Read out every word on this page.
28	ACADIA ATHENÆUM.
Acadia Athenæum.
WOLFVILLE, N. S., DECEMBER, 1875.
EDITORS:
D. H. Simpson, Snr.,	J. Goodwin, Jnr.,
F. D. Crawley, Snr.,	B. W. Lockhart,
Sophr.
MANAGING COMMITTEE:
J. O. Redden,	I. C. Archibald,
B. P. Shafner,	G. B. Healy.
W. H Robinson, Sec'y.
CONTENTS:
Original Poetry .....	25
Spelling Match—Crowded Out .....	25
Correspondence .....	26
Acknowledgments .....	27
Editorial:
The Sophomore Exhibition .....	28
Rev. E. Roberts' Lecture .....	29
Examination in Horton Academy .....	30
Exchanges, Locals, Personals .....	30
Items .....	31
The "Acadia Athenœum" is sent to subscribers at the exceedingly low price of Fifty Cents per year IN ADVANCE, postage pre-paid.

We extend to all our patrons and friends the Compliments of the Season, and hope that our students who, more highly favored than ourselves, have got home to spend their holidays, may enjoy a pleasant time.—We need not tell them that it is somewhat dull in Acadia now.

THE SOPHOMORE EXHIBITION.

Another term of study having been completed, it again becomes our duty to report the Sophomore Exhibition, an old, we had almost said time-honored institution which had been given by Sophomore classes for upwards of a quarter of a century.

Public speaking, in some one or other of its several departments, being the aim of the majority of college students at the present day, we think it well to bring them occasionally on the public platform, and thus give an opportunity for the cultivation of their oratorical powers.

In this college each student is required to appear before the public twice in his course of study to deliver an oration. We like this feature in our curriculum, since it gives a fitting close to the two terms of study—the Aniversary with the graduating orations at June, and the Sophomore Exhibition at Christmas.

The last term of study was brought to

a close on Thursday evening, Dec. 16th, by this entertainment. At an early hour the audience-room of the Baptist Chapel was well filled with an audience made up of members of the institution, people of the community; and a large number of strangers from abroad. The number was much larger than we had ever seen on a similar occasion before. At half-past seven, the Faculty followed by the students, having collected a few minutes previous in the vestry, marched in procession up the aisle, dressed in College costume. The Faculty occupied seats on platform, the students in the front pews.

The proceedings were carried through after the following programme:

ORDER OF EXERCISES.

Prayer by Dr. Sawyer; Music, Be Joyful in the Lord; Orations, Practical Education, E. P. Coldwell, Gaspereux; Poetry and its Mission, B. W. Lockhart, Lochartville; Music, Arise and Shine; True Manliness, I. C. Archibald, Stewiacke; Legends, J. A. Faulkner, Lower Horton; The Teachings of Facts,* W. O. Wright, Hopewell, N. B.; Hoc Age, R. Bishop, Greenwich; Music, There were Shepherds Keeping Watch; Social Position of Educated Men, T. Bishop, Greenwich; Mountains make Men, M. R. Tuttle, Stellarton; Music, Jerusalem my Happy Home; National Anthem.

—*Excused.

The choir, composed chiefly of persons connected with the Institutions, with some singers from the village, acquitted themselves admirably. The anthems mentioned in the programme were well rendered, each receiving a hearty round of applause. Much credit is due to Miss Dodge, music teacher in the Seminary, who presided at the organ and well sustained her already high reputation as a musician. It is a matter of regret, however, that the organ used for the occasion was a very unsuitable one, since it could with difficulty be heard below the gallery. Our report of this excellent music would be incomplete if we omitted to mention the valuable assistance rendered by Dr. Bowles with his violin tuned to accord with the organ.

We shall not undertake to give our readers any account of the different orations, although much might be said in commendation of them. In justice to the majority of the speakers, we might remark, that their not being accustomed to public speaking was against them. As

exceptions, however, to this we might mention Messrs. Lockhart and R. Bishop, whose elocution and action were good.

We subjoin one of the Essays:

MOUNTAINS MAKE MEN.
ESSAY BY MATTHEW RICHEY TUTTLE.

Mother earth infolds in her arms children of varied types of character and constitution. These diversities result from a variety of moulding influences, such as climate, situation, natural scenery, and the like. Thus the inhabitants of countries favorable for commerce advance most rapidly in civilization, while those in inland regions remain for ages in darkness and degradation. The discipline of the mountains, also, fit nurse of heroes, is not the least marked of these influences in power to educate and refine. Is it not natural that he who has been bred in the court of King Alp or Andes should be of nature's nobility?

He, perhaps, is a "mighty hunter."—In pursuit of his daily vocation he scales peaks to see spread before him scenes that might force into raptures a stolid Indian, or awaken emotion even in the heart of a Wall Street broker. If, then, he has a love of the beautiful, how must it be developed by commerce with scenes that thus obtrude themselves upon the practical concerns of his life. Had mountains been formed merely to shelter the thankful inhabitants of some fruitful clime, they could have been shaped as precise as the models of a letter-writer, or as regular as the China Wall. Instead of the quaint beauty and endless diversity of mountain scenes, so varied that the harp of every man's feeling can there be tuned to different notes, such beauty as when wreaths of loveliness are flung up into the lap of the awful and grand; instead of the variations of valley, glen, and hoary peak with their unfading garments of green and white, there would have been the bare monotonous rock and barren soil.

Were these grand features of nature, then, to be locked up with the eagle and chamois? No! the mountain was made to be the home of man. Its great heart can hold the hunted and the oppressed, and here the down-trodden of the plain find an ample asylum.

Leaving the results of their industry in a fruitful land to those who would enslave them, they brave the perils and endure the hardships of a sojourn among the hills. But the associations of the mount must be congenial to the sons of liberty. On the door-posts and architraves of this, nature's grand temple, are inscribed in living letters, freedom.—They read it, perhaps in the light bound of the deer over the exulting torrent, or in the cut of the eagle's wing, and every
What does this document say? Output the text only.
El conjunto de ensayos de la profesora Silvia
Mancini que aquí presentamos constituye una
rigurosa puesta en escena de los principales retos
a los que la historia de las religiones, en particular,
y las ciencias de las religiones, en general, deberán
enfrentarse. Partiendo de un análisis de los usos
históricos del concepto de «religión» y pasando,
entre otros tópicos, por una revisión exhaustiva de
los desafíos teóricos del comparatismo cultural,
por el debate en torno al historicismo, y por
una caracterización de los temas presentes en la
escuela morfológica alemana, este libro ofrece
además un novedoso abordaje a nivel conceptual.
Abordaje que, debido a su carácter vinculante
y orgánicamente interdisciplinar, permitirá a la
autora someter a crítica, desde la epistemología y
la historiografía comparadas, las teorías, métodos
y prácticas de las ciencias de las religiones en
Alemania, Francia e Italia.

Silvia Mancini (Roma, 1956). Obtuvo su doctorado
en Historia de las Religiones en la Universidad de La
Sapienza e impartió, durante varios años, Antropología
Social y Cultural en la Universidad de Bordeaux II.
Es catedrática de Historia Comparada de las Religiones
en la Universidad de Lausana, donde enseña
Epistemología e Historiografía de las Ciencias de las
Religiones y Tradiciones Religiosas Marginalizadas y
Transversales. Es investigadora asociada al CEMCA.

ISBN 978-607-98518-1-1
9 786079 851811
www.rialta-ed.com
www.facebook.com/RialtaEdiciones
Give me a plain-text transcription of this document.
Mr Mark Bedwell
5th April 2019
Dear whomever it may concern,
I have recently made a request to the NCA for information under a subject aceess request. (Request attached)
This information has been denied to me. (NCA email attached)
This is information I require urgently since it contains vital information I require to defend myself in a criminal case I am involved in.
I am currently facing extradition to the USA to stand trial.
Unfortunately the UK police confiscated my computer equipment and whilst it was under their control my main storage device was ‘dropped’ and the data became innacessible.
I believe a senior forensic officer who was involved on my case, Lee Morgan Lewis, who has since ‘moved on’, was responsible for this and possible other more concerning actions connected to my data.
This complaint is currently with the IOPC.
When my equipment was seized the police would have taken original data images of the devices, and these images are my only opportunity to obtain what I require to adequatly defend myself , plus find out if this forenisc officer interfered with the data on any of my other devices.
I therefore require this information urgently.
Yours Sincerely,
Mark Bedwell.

--------------------------------------------------

[Requirements] Emit the full listing verbatim.

[Full answer]
Read out every word on this page.
28	ACADIA ATHENÆUM.
Acadia Athenæum.
WOLFVILLE, N. S., DECEMBER, 1875.
EDITORS:
D. H. Simpson, Snr.,	J. Goodwin, Jnr.,
F. D. Crawley, Snr.,	B. W. Lockhart,
Sophr.
MANAGING COMMITTEE:
J. O. Redden,	I. C. Archibald,
B. P. Shafner,	G. B. Healy.
W. H Robinson, Sec'y.
CONTENTS:
Original Poetry .....	25
Spelling Match—Crowded Out .....	25
Correspondence .....	26
Acknowledgments .....	27
Editorial:
The Sophomore Exhibition .....	28
Rev. E. Roberts' Lecture .....	29
Examination in Horton Academy .....	30
Exchanges, Locals, Personals .....	30
Items .....	31
The "Acadia Athenœum" is sent to subscribers at the exceedingly low price of Fifty Cents per year IN ADVANCE, postage pre-paid.

We extend to all our patrons and friends the Compliments of the Season, and hope that our students who, more highly favored than ourselves, have got home to spend their holidays, may enjoy a pleasant time.—We need not tell them that it is somewhat dull in Acadia now.

THE SOPHOMORE EXHIBITION.

Another term of study having been completed, it again becomes our duty to report the Sophomore Exhibition, an old, we had almost said time-honored institution which had been given by Sophomore classes for upwards of a quarter of a century.

Public speaking, in some one or other of its several departments, being the aim of the majority of college students at the present day, we think it well to bring them occasionally on the public platform, and thus give an opportunity for the cultivation of their oratorical powers.

In this college each student is required to appear before the public twice in his course of study to deliver an oration. We like this feature in our curriculum, since it gives a fitting close to the two terms of study—the Aniversary with the graduating orations at June, and the Sophomore Exhibition at Christmas.

The last term of study was brought to

a close on Thursday evening, Dec. 16th, by this entertainment. At an early hour the audience-room of the Baptist Chapel was well filled with an audience made up of members of the institution, people of the community; and a large number of strangers from abroad. The number was much larger than we had ever seen on a similar occasion before. At half-past seven, the Faculty followed by the students, having collected a few minutes previous in the vestry, marched in procession up the aisle, dressed in College costume. The Faculty occupied seats on platform, the students in the front pews.

The proceedings were carried through after the following programme:

ORDER OF EXERCISES.

Prayer by Dr. Sawyer; Music, Be Joyful in the Lord; Orations, Practical Education, E. P. Coldwell, Gaspereux; Poetry and its Mission, B. W. Lockhart, Lochartville; Music, Arise and Shine; True Manliness, I. C. Archibald, Stewiacke; Legends, J. A. Faulkner, Lower Horton; The Teachings of Facts,* W. O. Wright, Hopewell, N. B.; Hoc Age, R. Bishop, Greenwich; Music, There were Shepherds Keeping Watch; Social Position of Educated Men, T. Bishop, Greenwich; Mountains make Men, M. R. Tuttle, Stellarton; Music, Jerusalem my Happy Home; National Anthem.

—*Excused.

The choir, composed chiefly of persons connected with the Institutions, with some singers from the village, acquitted themselves admirably. The anthems mentioned in the programme were well rendered, each receiving a hearty round of applause. Much credit is due to Miss Dodge, music teacher in the Seminary, who presided at the organ and well sustained her already high reputation as a musician. It is a matter of regret, however, that the organ used for the occasion was a very unsuitable one, since it could with difficulty be heard below the gallery. Our report of this excellent music would be incomplete if we omitted to mention the valuable assistance rendered by Dr. Bowles with his violin tuned to accord with the organ.

We shall not undertake to give our readers any account of the different orations, although much might be said in commendation of them. In justice to the majority of the speakers, we might remark, that their not being accustomed to public speaking was against them. As

exceptions, however, to this we might mention Messrs. Lockhart and R. Bishop, whose elocution and action were good.

We subjoin one of the Essays:

MOUNTAINS MAKE MEN.
ESSAY BY MATTHEW RICHEY TUTTLE.

Mother earth infolds in her arms children of varied types of character and constitution. These diversities result from a variety of moulding influences, such as climate, situation, natural scenery, and the like. Thus the inhabitants of countries favorable for commerce advance most rapidly in civilization, while those in inland regions remain for ages in darkness and degradation. The discipline of the mountains, also, fit nurse of heroes, is not the least marked of these influences in power to educate and refine. Is it not natural that he who has been bred in the court of King Alp or Andes should be of nature's nobility?

He, perhaps, is a "mighty hunter."—In pursuit of his daily vocation he scales peaks to see spread before him scenes that might force into raptures a stolid Indian, or awaken emotion even in the heart of a Wall Street broker. If, then, he has a love of the beautiful, how must it be developed by commerce with scenes that thus obtrude themselves upon the practical concerns of his life. Had mountains been formed merely to shelter the thankful inhabitants of some fruitful clime, they could have been shaped as precise as the models of a letter-writer, or as regular as the China Wall. Instead of the quaint beauty and endless diversity of mountain scenes, so varied that the harp of every man's feeling can there be tuned to different notes, such beauty as when wreaths of loveliness are flung up into the lap of the awful and grand; instead of the variations of valley, glen, and hoary peak with their unfading garments of green and white, there would have been the bare monotonous rock and barren soil.

Were these grand features of nature, then, to be locked up with the eagle and chamois? No! the mountain was made to be the home of man. Its great heart can hold the hunted and the oppressed, and here the down-trodden of the plain find an ample asylum.

Leaving the results of their industry in a fruitful land to those who would enslave them, they brave the perils and endure the hardships of a sojourn among the hills. But the associations of the mount must be congenial to the sons of liberty. On the door-posts and architraves of this, nature's grand temple, are inscribed in living letters, freedom.—They read it, perhaps in the light bound of the deer over the exulting torrent, or in the cut of the eagle's wing, and every
What does this document say? Output the text only.
El conjunto de ensayos de la profesora Silvia
Mancini que aquí presentamos constituye una
rigurosa puesta en escena de los principales retos
a los que la historia de las religiones, en particular,
y las ciencias de las religiones, en general, deberán
enfrentarse. Partiendo de un análisis de los usos
históricos del concepto de «religión» y pasando,
entre otros tópicos, por una revisión exhaustiva de
los desafíos teóricos del comparatismo cultural,
por el debate en torno al historicismo, y por
una caracterización de los temas presentes en la
escuela morfológica alemana, este libro ofrece
además un novedoso abordaje a nivel conceptual.
Abordaje que, debido a su carácter vinculante
y orgánicamente interdisciplinar, permitirá a la
autora someter a crítica, desde la epistemología y
la historiografía comparadas, las teorías, métodos
y prácticas de las ciencias de las religiones en
Alemania, Francia e Italia.

Silvia Mancini (Roma, 1956). Obtuvo su doctorado
en Historia de las Religiones en la Universidad de La
Sapienza e impartió, durante varios años, Antropología
Social y Cultural en la Universidad de Bordeaux II.
Es catedrática de Historia Comparada de las Religiones
en la Universidad de Lausana, donde enseña
Epistemología e Historiografía de las Ciencias de las
Religiones y Tradiciones Religiosas Marginalizadas y
Transversales. Es investigadora asociada al CEMCA.

ISBN 978-607-98518-1-1
9 786079 851811
www.rialta-ed.com
www.facebook.com/RialtaEdiciones
Give me a plain-text transcription of this document.
Mr Mark Bedwell
5th April 2019
Dear whomever it may concern,
I have recently made a request to the NCA for information under a subject aceess request. (Request attached)
This information has been denied to me. (NCA email attached)
This is information I require urgently since it contains vital information I require to defend myself in a criminal case I am involved in.
I am currently facing extradition to the USA to stand trial.
Unfortunately the UK police confiscated my computer equipment and whilst it was under their control my main storage device was ‘dropped’ and the data became innacessible.
I believe a senior forensic officer who was involved on my case, Lee Morgan Lewis, who has since ‘moved on’, was responsible for this and possible other more concerning actions connected to my data.
This complaint is currently with the IOPC.
When my equipment was seized the police would have taken original data images of the devices, and these images are my only opportunity to obtain what I require to adequatly defend myself , plus find out if this forenisc officer interfered with the data on any of my other devices.
I therefore require this information urgently.
Yours Sincerely,
Mark Bedwell.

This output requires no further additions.